Entries with figure data

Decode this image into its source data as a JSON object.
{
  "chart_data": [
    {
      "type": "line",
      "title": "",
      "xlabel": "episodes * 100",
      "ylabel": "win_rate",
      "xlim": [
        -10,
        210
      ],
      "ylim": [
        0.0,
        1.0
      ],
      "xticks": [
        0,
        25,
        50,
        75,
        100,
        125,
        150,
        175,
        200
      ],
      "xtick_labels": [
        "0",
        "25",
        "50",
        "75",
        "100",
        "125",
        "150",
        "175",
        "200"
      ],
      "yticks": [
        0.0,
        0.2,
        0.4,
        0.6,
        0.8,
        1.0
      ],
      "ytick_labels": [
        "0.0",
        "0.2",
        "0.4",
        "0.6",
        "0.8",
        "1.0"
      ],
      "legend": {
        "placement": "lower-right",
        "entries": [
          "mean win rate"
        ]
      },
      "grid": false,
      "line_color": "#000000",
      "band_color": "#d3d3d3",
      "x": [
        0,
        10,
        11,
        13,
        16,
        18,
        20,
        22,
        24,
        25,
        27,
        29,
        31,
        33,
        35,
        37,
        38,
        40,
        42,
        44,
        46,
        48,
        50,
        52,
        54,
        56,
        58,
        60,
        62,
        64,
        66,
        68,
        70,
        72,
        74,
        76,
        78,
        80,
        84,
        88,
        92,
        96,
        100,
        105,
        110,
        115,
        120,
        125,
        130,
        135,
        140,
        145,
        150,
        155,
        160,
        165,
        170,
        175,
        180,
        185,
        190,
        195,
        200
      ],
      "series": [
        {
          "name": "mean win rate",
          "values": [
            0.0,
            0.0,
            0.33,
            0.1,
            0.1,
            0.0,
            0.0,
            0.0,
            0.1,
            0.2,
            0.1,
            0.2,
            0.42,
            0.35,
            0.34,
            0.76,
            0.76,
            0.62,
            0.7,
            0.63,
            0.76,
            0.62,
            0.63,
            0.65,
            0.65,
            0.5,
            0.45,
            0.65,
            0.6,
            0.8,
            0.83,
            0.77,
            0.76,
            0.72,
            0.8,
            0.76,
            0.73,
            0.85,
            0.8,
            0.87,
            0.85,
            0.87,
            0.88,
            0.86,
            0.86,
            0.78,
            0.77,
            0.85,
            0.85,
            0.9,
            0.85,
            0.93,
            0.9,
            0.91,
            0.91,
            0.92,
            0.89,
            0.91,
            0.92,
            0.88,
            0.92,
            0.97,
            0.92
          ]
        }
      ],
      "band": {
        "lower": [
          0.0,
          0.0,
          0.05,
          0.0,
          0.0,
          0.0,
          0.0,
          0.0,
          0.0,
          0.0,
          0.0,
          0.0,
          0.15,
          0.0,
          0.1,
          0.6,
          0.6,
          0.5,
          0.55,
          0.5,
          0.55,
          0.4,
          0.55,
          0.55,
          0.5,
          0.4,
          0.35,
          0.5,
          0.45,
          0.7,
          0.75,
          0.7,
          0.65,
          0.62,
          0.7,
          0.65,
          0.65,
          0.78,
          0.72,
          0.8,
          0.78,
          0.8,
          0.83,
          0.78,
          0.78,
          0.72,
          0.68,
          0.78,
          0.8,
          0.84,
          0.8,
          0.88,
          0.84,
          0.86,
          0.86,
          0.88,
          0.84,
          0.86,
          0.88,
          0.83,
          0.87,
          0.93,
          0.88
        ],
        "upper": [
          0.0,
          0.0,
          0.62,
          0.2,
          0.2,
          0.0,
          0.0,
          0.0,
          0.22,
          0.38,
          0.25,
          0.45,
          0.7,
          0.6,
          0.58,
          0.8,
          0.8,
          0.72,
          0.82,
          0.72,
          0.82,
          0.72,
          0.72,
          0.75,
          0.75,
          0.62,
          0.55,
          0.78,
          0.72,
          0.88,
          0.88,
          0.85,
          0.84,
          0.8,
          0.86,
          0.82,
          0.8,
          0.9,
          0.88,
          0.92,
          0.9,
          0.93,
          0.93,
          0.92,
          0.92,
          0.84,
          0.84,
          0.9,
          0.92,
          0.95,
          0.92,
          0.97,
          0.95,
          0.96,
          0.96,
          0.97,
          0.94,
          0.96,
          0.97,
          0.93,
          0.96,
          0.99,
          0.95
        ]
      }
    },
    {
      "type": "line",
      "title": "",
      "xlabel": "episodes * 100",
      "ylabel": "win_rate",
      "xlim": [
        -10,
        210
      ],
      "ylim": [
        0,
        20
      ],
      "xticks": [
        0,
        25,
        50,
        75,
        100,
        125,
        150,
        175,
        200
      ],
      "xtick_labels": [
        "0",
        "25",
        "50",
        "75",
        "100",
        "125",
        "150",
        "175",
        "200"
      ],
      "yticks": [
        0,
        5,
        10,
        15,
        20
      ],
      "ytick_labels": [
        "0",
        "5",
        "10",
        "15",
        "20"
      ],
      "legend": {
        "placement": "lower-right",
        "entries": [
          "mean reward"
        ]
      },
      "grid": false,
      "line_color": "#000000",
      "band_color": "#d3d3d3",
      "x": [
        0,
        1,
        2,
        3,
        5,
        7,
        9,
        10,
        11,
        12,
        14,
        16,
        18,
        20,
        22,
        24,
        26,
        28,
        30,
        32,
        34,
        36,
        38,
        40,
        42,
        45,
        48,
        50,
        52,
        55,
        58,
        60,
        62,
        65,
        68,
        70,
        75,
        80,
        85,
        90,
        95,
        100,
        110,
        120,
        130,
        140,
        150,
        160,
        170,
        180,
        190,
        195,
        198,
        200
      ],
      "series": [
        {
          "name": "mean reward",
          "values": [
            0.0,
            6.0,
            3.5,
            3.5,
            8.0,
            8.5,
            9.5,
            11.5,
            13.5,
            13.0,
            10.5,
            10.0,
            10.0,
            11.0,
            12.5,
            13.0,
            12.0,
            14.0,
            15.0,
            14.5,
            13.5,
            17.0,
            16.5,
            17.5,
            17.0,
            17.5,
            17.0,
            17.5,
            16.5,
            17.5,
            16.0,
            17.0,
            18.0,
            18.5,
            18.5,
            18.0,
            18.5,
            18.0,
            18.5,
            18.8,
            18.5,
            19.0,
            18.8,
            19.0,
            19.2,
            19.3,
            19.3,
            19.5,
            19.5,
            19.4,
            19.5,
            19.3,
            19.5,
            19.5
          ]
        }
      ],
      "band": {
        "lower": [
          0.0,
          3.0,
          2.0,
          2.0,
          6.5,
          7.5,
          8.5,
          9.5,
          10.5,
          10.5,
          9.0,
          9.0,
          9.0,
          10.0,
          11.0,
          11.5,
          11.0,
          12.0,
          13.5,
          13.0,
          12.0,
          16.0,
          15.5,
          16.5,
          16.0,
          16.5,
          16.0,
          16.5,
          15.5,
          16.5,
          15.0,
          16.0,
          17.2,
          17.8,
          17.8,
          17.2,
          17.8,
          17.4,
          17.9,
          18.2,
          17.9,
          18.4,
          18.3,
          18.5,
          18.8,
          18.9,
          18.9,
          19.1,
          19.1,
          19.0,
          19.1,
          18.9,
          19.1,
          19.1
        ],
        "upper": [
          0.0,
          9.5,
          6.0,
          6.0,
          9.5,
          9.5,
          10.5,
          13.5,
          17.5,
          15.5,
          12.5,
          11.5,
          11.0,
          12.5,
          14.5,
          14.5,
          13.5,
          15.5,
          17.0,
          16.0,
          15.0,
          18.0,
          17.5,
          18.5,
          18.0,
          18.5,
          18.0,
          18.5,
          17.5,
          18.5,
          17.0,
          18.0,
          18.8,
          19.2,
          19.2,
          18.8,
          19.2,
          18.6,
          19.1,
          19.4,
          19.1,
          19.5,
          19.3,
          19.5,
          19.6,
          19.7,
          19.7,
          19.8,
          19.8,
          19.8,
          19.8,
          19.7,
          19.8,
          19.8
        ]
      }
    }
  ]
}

EXERCISE DESCRIPTION: Please reproduce each line exactly as written.

COMPLETE OUTPUT:
Decode this image into its source data as a JSON object.
{
  "chart_data": [
    {
      "type": "line",
      "title": "",
      "xlabel": "episodes * 100",
      "ylabel": "win_rate",
      "xlim": [
        -10,
        210
      ],
      "ylim": [
        0.0,
        1.0
      ],
      "xticks": [
        0,
        25,
        50,
        75,
        100,
        125,
        150,
        175,
        200
      ],
      "xtick_labels": [
        "0",
        "25",
        "50",
        "75",
        "100",
        "125",
        "150",
        "175",
        "200"
      ],
      "yticks": [
        0.0,
        0.2,
        0.4,
        0.6,
        0.8,
        1.0
      ],
      "ytick_labels": [
        "0.0",
        "0.2",
        "0.4",
        "0.6",
        "0.8",
        "1.0"
      ],
      "legend": {
        "placement": "lower-right",
        "entries": [
          "mean win rate"
        ]
      },
      "grid": false,
      "line_color": "#000000",
      "band_color": "#d3d3d3",
      "x": [
        0,
        10,
        11,
        13,
        16,
        18,
        20,
        22,
        24,
        25,
        27,
        29,
        31,
        33,
        35,
        37,
        38,
        40,
        42,
        44,
        46,
        48,
        50,
        52,
        54,
        56,
        58,
        60,
        62,
        64,
        66,
        68,
        70,
        72,
        74,
        76,
        78,
        80,
        84,
        88,
        92,
        96,
        100,
        105,
        110,
        115,
        120,
        125,
        130,
        135,
        140,
        145,
        150,
        155,
        160,
        165,
        170,
        175,
        180,
        185,
        190,
        195,
        200
      ],
      "series": [
        {
          "name": "mean win rate",
          "values": [
            0.0,
            0.0,
            0.33,
            0.1,
            0.1,
            0.0,
            0.0,
            0.0,
            0.1,
            0.2,
            0.1,
            0.2,
            0.42,
            0.35,
            0.34,
            0.76,
            0.76,
            0.62,
            0.7,
            0.63,
            0.76,
            0.62,
            0.63,
            0.65,
            0.65,
            0.5,
            0.45,
            0.65,
            0.6,
            0.8,
            0.83,
            0.77,
            0.76,
            0.72,
            0.8,
            0.76,
            0.73,
            0.85,
            0.8,
            0.87,
            0.85,
            0.87,
            0.88,
            0.86,
            0.86,
            0.78,
            0.77,
            0.85,
            0.85,
            0.9,
            0.85,
            0.93,
            0.9,
            0.91,
            0.91,
            0.92,
            0.89,
            0.91,
            0.92,
            0.88,
            0.92,
            0.97,
            0.92
          ]
        }
      ],
      "band": {
        "lower": [
          0.0,
          0.0,
          0.05,
          0.0,
          0.0,
          0.0,
          0.0,
          0.0,
          0.0,
          0.0,
          0.0,
          0.0,
          0.15,
          0.0,
          0.1,
          0.6,
          0.6,
          0.5,
          0.55,
          0.5,
          0.55,
          0.4,
          0.55,
          0.55,
          0.5,
          0.4,
          0.35,
          0.5,
          0.45,
          0.7,
          0.75,
          0.7,
          0.65,
          0.62,
          0.7,
          0.65,
          0.65,
          0.78,
          0.72,
          0.8,
          0.78,
          0.8,
          0.83,
          0.78,
          0.78,
          0.72,
          0.68,
          0.78,
          0.8,
          0.84,
          0.8,
          0.88,
          0.84,
          0.86,
          0.86,
          0.88,
          0.84,
          0.86,
          0.88,
          0.83,
          0.87,
          0.93,
          0.88
        ],
        "upper": [
          0.0,
          0.0,
          0.62,
          0.2,
          0.2,
          0.0,
          0.0,
          0.0,
          0.22,
          0.38,
          0.25,
          0.45,
          0.7,
          0.6,
          0.58,
          0.8,
          0.8,
          0.72,
          0.82,
          0.72,
          0.82,
          0.72,
          0.72,
          0.75,
          0.75,
          0.62,
          0.55,
          0.78,
          0.72,
          0.88,
          0.88,
          0.85,
          0.84,
          0.8,
          0.86,
          0.82,
          0.8,
          0.9,
          0.88,
          0.92,
          0.9,
          0.93,
          0.93,
          0.92,
          0.92,
          0.84,
          0.84,
          0.9,
          0.92,
          0.95,
          0.92,
          0.97,
          0.95,
          0.96,
          0.96,
          0.97,
          0.94,
          0.96,
          0.97,
          0.93,
          0.96,
          0.99,
          0.95
        ]
      }
    },
    {
      "type": "line",
      "title": "",
      "xlabel": "episodes * 100",
      "ylabel": "win_rate",
      "xlim": [
        -10,
        210
      ],
      "ylim": [
        0,
        20
      ],
      "xticks": [
        0,
        25,
        50,
        75,
        100,
        125,
        150,
        175,
        200
      ],
      "xtick_labels": [
        "0",
        "25",
        "50",
        "75",
        "100",
        "125",
        "150",
        "175",
        "200"
      ],
      "yticks": [
        0,
        5,
        10,
        15,
        20
      ],
      "ytick_labels": [
        "0",
        "5",
        "10",
        "15",
        "20"
      ],
      "legend": {
        "placement": "lower-right",
        "entries": [
          "mean reward"
        ]
      },
      "grid": false,
      "line_color": "#000000",
      "band_color": "#d3d3d3",
      "x": [
        0,
        1,
        2,
        3,
        5,
        7,
        9,
        10,
        11,
        12,
        14,
        16,
        18,
        20,
        22,
        24,
        26,
        28,
        30,
        32,
        34,
        36,
        38,
        40,
        42,
        45,
        48,
        50,
        52,
        55,
        58,
        60,
        62,
        65,
        68,
        70,
        75,
        80,
        85,
        90,
        95,
        100,
        110,
        120,
        130,
        140,
        150,
        160,
        170,
        180,
        190,
        195,
        198,
        200
      ],
      "series": [
        {
          "name": "mean reward",
          "values": [
            0.0,
            6.0,
            3.5,
            3.5,
            8.0,
            8.5,
            9.5,
            11.5,
            13.5,
            13.0,
            10.5,
            10.0,
            10.0,
            11.0,
            12.5,
            13.0,
            12.0,
            14.0,
            15.0,
            14.5,
            13.5,
            17.0,
            16.5,
            17.5,
            17.0,
            17.5,
            17.0,
            17.5,
            16.5,
            17.5,
            16.0,
            17.0,
            18.0,
            18.5,
            18.5,
            18.0,
            18.5,
            18.0,
            18.5,
            18.8,
            18.5,
            19.0,
            18.8,
            19.0,
            19.2,
            19.3,
            19.3,
            19.5,
            19.5,
            19.4,
            19.5,
            19.3,
            19.5,
            19.5
          ]
        }
      ],
      "band": {
        "lower": [
          0.0,
          3.0,
          2.0,
          2.0,
          6.5,
          7.5,
          8.5,
          9.5,
          10.5,
          10.5,
          9.0,
          9.0,
          9.0,
          10.0,
          11.0,
          11.5,
          11.0,
          12.0,
          13.5,
          13.0,
          12.0,
          16.0,
          15.5,
          16.5,
          16.0,
          16.5,
          16.0,
          16.5,
          15.5,
          16.5,
          15.0,
          16.0,
          17.2,
          17.8,
          17.8,
          17.2,
          17.8,
          17.4,
          17.9,
          18.2,
          17.9,
          18.4,
          18.3,
          18.5,
          18.8,
          18.9,
          18.9,
          19.1,
          19.1,
          19.0,
          19.1,
          18.9,
          19.1,
          19.1
        ],
        "upper": [
          0.0,
          9.5,
          6.0,
          6.0,
          9.5,
          9.5,
          10.5,
          13.5,
          17.5,
          15.5,
          12.5,
          11.5,
          11.0,
          12.5,
          14.5,
          14.5,
          13.5,
          15.5,
          17.0,
          16.0,
          15.0,
          18.0,
          17.5,
          18.5,
          18.0,
          18.5,
          18.0,
          18.5,
          17.5,
          18.5,
          17.0,
          18.0,
          18.8,
          19.2,
          19.2,
          18.8,
          19.2,
          18.6,
          19.1,
          19.4,
          19.1,
          19.5,
          19.3,
          19.5,
          19.6,
          19.7,
          19.7,
          19.8,
          19.8,
          19.8,
          19.8,
          19.7,
          19.8,
          19.8
        ]
      }
    }
  ]
}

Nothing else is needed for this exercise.